[Begin Supplied material]

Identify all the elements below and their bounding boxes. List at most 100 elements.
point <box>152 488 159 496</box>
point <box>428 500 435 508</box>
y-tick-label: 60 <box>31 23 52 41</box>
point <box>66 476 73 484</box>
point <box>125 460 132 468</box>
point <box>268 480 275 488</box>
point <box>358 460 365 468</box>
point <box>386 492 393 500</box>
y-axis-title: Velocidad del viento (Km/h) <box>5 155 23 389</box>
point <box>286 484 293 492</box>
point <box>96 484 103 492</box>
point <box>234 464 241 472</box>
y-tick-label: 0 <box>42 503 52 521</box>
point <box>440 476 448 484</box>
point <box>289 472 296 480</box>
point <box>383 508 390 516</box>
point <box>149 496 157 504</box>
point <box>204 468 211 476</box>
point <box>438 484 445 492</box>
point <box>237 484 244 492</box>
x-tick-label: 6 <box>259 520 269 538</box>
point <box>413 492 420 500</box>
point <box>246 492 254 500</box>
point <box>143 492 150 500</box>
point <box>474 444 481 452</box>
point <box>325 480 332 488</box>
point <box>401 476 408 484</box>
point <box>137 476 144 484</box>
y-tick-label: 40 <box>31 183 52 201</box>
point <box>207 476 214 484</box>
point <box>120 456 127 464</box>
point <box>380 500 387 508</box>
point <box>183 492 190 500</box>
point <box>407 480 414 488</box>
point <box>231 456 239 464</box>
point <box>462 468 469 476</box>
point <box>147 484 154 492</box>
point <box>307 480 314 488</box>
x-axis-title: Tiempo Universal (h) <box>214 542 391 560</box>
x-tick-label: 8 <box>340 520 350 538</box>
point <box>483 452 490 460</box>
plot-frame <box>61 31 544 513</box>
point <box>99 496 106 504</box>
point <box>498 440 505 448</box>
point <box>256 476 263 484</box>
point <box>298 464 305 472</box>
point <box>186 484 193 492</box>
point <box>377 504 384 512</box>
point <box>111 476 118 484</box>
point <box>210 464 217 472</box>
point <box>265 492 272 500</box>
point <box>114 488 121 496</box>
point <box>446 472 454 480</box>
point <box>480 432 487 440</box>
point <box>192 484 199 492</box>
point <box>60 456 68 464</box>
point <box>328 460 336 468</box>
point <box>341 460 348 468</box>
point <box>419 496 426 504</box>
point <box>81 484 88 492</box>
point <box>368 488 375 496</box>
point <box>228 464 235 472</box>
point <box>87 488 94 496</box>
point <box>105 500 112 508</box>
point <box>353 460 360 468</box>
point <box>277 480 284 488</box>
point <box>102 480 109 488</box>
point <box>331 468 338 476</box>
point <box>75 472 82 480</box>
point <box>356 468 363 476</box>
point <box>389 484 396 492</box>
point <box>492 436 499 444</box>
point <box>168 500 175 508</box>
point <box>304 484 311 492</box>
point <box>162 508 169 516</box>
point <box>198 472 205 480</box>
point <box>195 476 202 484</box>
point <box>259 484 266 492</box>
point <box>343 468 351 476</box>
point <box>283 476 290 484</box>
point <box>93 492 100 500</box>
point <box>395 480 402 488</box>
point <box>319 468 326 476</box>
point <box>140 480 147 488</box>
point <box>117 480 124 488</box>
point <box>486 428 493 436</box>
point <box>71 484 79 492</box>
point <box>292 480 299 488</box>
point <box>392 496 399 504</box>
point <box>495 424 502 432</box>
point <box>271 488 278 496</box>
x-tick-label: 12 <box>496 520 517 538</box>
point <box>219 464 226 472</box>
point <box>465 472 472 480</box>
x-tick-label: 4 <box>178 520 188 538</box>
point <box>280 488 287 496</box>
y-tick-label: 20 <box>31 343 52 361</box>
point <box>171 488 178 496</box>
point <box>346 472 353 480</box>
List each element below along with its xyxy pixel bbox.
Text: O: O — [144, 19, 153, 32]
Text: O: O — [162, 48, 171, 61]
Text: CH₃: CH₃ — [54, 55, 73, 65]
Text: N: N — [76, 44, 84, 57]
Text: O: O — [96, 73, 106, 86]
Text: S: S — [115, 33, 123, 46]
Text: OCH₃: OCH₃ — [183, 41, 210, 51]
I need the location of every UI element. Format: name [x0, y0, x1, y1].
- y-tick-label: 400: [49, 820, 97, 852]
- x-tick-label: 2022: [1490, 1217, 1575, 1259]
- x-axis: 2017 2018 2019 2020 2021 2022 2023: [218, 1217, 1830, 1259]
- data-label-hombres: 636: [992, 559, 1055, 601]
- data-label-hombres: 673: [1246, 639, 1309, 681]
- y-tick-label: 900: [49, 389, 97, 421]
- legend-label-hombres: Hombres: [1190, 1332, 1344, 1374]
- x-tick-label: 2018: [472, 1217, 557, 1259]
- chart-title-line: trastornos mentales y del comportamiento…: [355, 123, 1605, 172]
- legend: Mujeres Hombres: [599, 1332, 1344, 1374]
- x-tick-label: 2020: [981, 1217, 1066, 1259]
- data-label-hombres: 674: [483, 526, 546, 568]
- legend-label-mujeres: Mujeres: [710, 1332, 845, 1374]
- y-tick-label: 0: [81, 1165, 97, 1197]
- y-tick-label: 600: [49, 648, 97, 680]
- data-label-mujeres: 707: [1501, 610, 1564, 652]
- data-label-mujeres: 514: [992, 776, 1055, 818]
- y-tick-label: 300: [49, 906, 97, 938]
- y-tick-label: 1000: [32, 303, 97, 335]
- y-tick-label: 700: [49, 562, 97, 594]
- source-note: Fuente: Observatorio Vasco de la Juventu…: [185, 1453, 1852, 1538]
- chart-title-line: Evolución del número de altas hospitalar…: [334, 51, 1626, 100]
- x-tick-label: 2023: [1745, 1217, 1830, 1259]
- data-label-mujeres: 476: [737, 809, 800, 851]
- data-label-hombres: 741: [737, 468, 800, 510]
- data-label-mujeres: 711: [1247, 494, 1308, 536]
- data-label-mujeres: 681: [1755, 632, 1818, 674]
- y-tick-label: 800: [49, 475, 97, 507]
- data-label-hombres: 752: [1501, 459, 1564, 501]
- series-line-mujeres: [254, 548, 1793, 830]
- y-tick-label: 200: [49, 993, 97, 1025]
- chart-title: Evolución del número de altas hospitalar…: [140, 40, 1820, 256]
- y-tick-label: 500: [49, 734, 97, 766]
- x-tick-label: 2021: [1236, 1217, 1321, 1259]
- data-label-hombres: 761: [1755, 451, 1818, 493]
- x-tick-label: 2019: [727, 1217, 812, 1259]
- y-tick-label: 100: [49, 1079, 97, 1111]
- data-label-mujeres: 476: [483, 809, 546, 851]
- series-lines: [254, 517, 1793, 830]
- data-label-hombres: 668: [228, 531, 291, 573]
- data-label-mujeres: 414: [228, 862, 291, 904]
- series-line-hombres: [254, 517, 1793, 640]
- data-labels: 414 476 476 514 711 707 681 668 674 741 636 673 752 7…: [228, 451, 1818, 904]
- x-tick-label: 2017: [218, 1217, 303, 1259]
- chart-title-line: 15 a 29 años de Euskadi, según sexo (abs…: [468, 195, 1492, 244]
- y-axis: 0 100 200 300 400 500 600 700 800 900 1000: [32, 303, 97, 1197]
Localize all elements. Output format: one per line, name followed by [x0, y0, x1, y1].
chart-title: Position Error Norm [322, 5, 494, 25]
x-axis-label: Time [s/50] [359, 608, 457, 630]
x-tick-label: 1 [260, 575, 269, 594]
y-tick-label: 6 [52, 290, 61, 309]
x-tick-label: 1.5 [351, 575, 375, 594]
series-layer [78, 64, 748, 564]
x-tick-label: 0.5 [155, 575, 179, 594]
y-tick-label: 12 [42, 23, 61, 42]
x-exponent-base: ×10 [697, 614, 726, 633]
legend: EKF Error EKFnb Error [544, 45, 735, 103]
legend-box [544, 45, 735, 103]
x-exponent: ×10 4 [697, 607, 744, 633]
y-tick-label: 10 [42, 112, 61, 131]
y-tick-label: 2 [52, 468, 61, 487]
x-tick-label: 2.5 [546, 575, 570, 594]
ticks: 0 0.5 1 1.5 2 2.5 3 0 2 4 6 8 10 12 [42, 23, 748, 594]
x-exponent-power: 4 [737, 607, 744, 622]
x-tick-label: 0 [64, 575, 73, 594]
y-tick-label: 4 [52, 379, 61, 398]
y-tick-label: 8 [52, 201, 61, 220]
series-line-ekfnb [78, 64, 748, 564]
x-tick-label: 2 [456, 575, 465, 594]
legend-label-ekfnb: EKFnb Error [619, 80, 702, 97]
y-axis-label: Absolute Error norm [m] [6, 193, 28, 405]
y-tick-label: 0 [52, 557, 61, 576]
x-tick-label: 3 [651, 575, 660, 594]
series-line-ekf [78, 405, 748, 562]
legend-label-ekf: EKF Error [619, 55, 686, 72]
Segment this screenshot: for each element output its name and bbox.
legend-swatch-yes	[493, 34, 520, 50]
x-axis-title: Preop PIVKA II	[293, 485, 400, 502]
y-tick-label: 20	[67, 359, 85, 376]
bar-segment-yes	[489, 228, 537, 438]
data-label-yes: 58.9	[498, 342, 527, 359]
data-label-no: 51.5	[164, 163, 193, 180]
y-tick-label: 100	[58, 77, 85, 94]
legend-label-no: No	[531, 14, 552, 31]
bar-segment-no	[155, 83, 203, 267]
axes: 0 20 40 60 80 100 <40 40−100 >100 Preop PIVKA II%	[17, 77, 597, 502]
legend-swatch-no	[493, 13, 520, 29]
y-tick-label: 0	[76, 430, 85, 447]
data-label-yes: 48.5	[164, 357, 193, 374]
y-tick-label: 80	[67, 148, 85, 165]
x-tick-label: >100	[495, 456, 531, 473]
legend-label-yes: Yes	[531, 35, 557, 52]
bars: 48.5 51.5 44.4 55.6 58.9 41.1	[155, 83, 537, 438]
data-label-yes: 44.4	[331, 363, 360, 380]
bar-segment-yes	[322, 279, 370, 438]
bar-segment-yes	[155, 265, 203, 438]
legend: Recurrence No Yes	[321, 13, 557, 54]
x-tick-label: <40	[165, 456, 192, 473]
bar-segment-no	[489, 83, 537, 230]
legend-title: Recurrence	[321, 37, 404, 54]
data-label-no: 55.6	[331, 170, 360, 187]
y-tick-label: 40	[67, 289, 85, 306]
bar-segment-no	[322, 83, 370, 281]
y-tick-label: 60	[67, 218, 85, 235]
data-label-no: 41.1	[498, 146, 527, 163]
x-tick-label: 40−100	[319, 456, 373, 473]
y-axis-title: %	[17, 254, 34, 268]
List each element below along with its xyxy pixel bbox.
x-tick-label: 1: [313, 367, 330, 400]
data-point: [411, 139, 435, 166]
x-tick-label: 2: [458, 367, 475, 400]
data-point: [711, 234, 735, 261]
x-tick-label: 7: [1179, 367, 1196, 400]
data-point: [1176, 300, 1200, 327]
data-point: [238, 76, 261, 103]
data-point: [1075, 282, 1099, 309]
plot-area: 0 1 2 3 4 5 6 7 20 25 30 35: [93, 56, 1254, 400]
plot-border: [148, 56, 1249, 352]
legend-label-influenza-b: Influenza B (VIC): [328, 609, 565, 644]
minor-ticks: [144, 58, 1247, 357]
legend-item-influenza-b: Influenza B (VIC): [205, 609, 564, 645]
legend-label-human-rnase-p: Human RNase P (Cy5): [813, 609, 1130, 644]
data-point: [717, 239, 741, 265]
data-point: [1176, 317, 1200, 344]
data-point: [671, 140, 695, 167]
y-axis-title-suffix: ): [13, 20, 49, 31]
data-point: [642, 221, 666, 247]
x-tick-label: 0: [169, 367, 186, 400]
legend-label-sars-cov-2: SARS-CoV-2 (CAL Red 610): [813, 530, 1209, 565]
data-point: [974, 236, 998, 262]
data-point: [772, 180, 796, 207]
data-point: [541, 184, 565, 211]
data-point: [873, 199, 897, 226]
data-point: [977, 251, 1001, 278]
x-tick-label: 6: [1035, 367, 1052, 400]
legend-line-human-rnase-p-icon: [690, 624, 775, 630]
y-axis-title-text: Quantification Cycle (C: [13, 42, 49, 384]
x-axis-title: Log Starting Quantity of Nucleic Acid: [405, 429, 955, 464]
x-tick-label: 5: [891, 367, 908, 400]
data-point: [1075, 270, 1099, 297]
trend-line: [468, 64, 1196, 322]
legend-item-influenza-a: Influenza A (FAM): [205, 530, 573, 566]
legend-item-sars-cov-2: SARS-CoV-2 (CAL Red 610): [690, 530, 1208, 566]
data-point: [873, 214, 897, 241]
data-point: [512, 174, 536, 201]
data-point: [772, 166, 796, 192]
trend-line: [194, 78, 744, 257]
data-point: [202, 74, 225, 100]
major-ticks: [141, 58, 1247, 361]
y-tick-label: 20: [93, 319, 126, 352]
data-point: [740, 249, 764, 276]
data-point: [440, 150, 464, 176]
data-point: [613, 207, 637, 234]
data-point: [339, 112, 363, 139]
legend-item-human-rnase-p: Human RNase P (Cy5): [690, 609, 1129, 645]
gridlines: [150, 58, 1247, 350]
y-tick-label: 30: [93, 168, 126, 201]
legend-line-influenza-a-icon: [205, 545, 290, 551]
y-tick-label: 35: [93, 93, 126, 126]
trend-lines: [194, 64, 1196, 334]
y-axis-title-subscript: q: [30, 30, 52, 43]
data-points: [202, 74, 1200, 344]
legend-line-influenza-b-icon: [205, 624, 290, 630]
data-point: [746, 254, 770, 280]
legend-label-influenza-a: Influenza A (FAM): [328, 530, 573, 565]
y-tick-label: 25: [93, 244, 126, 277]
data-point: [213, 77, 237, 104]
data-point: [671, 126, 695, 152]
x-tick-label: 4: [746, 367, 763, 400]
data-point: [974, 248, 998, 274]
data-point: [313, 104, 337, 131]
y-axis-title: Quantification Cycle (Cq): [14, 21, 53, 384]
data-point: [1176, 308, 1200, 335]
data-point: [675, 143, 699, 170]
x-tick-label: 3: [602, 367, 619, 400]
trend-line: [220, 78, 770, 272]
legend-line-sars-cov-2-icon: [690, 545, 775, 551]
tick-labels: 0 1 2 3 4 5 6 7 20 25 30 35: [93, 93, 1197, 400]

[End Supplied material]

### Set exercise
Reproduce the material from its first line up to and including the line with "x-tick-label: 6 <box>259 520 269 538</box>", without changing anything.

### Complete output
Identify all the elements below and their bounding boxes. List at most 100 elements.
point <box>152 488 159 496</box>
point <box>428 500 435 508</box>
y-tick-label: 60 <box>31 23 52 41</box>
point <box>66 476 73 484</box>
point <box>125 460 132 468</box>
point <box>268 480 275 488</box>
point <box>358 460 365 468</box>
point <box>386 492 393 500</box>
y-axis-title: Velocidad del viento (Km/h) <box>5 155 23 389</box>
point <box>286 484 293 492</box>
point <box>96 484 103 492</box>
point <box>234 464 241 472</box>
y-tick-label: 0 <box>42 503 52 521</box>
point <box>440 476 448 484</box>
point <box>289 472 296 480</box>
point <box>383 508 390 516</box>
point <box>149 496 157 504</box>
point <box>204 468 211 476</box>
point <box>438 484 445 492</box>
point <box>237 484 244 492</box>
x-tick-label: 6 <box>259 520 269 538</box>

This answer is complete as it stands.